Collected data entries
****************************************

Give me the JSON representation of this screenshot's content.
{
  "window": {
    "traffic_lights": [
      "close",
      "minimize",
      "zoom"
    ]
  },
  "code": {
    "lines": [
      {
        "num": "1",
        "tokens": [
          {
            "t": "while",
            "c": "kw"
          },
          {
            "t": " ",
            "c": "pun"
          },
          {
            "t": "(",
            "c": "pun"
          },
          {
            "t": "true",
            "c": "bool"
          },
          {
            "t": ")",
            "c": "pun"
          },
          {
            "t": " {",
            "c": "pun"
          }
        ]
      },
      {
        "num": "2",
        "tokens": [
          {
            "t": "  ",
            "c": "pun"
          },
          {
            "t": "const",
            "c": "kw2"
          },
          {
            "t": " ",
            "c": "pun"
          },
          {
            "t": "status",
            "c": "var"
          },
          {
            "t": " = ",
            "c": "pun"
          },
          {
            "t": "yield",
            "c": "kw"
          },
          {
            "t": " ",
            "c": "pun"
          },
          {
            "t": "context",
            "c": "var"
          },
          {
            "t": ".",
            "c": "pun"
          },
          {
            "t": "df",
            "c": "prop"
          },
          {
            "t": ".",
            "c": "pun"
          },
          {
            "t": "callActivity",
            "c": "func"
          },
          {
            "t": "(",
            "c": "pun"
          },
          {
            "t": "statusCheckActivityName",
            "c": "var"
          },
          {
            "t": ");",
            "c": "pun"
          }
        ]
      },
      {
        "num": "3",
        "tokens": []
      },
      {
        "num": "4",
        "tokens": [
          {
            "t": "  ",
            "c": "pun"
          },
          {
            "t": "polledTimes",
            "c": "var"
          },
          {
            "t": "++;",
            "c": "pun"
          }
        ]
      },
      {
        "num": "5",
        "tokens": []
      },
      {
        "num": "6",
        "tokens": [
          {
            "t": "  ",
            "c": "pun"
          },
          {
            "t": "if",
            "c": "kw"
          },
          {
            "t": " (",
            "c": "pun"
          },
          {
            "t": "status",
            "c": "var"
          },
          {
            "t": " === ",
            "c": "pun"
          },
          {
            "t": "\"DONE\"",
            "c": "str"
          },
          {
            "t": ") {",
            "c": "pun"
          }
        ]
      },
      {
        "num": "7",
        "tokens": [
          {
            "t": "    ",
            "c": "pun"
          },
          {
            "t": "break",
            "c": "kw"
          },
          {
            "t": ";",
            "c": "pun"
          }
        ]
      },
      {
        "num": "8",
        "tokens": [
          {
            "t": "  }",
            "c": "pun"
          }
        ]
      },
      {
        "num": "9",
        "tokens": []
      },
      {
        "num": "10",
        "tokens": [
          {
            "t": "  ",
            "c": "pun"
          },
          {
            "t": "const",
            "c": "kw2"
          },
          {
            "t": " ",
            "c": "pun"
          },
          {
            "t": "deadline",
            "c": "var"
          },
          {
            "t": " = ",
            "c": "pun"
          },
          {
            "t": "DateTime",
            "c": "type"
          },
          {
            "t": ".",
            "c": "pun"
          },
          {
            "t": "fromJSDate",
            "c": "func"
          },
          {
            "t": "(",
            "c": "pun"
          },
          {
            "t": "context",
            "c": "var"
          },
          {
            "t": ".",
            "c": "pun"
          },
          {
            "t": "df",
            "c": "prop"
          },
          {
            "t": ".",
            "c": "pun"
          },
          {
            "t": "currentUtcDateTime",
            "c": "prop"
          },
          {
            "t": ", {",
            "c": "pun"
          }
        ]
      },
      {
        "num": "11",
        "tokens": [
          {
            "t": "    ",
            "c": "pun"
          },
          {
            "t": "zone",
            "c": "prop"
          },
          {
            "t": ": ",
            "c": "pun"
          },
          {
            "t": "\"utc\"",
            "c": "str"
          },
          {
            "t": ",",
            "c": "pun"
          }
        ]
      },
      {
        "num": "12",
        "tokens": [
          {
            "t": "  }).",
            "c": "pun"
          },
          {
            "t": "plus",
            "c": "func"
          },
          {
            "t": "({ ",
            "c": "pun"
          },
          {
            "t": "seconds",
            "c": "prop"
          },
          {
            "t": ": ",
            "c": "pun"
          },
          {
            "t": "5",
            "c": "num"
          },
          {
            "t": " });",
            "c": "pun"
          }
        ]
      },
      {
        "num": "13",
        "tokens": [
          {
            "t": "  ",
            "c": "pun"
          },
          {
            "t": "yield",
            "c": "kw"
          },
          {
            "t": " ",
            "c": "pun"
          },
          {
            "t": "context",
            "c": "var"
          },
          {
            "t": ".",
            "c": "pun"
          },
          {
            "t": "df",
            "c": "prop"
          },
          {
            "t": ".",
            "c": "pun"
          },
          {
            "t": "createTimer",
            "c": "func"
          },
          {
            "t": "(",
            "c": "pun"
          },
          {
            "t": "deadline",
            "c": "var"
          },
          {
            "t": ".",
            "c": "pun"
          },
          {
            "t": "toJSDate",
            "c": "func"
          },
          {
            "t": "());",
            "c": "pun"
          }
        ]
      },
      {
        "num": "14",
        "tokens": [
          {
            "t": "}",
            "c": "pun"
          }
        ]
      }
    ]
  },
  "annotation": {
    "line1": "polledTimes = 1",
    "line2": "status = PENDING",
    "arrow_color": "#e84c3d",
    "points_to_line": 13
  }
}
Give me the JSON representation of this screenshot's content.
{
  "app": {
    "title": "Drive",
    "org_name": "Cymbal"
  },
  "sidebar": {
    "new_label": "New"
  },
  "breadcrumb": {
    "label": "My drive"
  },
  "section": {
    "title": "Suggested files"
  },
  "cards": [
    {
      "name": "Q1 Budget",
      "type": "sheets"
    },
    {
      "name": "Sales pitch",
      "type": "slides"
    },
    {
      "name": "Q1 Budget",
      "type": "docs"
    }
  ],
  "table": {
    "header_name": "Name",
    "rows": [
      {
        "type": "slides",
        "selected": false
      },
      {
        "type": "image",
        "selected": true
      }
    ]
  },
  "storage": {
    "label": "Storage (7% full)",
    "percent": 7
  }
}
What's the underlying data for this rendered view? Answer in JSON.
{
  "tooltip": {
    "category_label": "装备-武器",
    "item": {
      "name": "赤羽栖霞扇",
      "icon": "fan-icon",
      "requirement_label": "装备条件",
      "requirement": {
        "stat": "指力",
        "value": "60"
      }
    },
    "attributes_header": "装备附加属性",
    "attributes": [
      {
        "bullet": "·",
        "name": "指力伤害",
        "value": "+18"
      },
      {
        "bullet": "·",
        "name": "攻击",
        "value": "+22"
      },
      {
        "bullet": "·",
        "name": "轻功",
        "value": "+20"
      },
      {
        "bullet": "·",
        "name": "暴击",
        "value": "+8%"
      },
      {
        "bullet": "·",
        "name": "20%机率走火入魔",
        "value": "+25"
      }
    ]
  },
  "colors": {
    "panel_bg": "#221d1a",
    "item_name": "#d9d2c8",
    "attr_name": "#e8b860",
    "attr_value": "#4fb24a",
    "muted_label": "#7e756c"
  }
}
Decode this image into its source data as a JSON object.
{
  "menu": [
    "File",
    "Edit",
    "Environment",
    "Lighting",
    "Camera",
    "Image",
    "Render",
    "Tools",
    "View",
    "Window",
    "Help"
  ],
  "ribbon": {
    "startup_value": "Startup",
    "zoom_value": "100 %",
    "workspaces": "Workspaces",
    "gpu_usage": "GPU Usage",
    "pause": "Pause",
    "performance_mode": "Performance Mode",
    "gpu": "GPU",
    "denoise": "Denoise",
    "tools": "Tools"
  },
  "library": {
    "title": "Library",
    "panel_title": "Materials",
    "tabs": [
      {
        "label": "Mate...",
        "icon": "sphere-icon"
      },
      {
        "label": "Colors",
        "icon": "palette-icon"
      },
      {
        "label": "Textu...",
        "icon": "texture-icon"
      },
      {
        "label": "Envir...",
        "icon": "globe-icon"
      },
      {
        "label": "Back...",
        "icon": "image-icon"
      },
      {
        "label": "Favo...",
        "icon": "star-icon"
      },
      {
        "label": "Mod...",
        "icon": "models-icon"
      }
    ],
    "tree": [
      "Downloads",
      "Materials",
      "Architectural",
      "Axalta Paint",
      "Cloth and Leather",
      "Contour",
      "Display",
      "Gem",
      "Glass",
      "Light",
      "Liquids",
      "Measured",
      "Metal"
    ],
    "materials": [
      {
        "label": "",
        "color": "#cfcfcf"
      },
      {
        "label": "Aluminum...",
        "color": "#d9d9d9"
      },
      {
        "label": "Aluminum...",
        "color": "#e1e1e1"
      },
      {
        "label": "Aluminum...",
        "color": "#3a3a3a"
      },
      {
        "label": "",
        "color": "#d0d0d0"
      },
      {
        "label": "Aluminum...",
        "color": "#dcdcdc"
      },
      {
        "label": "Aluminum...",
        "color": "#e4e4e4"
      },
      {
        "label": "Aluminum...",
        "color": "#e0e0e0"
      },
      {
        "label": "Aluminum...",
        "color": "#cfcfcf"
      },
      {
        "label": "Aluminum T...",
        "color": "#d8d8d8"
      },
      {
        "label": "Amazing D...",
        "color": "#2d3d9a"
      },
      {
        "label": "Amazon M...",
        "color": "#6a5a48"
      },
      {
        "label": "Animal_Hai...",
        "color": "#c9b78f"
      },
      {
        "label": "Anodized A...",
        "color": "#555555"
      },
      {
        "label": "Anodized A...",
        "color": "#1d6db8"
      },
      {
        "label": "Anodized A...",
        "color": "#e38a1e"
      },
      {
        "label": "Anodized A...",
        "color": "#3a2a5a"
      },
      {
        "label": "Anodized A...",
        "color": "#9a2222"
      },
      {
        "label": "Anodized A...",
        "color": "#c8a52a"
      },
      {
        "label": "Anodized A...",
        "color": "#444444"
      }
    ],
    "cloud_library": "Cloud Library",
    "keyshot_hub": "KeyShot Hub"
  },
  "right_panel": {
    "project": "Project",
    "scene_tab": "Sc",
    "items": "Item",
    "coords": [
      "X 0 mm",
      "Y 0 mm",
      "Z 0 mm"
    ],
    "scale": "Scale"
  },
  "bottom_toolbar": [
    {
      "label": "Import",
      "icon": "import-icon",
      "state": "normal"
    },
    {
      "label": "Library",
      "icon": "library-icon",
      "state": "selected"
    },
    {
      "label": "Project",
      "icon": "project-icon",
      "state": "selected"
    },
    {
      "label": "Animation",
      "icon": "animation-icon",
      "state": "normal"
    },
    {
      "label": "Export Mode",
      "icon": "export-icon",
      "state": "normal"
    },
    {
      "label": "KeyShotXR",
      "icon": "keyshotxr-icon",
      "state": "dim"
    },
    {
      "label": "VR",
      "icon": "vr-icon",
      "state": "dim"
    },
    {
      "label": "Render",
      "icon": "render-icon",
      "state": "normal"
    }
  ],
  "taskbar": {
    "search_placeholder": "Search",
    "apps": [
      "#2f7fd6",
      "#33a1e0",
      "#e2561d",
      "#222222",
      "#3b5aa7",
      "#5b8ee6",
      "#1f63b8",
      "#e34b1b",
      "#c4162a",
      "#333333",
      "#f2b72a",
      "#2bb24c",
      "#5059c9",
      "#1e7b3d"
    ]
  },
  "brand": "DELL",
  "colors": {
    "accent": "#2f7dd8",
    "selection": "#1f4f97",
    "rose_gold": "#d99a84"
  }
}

****************************************

● WRITTEN INSTRUCTION
Filter the records, keeping only lines that contain "this", and show those lines.

● TASK RESULT
Give me the JSON representation of this screenshot's content.
Give me the JSON representation of this screenshot's content.
What's the underlying data for this rendered view? Answer in JSON.
Decode this image into its source data as a JSON object.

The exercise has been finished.